Records from a data collection
## Begin
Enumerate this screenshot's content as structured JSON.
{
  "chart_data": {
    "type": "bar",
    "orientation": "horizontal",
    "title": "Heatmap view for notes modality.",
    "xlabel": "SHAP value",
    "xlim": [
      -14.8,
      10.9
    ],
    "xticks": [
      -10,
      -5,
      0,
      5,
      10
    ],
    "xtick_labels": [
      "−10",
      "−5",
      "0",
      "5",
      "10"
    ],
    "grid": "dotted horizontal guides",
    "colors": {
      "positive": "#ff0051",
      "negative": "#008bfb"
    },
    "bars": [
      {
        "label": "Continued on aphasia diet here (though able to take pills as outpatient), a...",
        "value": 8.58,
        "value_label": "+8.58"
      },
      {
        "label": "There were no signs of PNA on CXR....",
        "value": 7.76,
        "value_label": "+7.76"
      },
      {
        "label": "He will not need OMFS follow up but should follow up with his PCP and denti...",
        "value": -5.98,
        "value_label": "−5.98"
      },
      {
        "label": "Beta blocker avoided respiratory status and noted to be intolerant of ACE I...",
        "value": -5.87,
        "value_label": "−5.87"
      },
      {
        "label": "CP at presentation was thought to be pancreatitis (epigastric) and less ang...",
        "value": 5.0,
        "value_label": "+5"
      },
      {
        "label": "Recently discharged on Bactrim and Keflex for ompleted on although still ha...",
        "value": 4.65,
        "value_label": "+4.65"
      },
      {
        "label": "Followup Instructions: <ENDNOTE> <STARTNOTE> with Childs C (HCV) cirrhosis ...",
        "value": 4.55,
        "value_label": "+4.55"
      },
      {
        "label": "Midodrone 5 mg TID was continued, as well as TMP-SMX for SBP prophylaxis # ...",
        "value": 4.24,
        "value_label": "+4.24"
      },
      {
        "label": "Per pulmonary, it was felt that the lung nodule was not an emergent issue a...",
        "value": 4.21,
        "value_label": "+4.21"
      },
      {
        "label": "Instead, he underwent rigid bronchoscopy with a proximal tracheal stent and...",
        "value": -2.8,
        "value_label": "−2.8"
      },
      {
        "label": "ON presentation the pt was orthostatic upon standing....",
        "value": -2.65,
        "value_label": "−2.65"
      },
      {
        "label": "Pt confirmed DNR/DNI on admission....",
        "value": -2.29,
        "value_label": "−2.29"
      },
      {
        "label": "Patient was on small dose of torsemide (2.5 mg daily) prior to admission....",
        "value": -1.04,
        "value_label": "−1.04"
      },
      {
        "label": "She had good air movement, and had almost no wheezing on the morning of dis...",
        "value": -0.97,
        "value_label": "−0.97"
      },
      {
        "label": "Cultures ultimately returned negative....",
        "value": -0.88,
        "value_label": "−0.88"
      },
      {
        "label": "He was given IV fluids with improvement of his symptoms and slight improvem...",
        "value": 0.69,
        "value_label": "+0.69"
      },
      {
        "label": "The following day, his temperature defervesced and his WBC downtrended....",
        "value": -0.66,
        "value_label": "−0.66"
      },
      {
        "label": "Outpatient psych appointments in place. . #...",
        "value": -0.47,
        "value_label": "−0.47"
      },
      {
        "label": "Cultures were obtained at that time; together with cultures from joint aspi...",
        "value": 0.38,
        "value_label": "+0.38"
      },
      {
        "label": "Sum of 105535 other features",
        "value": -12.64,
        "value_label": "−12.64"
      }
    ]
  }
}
## End
INSTRUCTION - Scan the material above for the word "with". Copy each line where it occurs.

OUTPUT -
        "label": "He will not need OMFS follow up but should follow up with his PCP and denti...",
        "label": "Followup Instructions: <ENDNOTE> <STARTNOTE> with Childs C (HCV) cirrhosis ...",
        "label": "Instead, he underwent rigid bronchoscopy with a proximal tracheal stent and...",
        "label": "He was given IV fluids with improvement of his symptoms and slight improvem...",
        "label": "Cultures were obtained at that time; together with cultures from joint aspi...",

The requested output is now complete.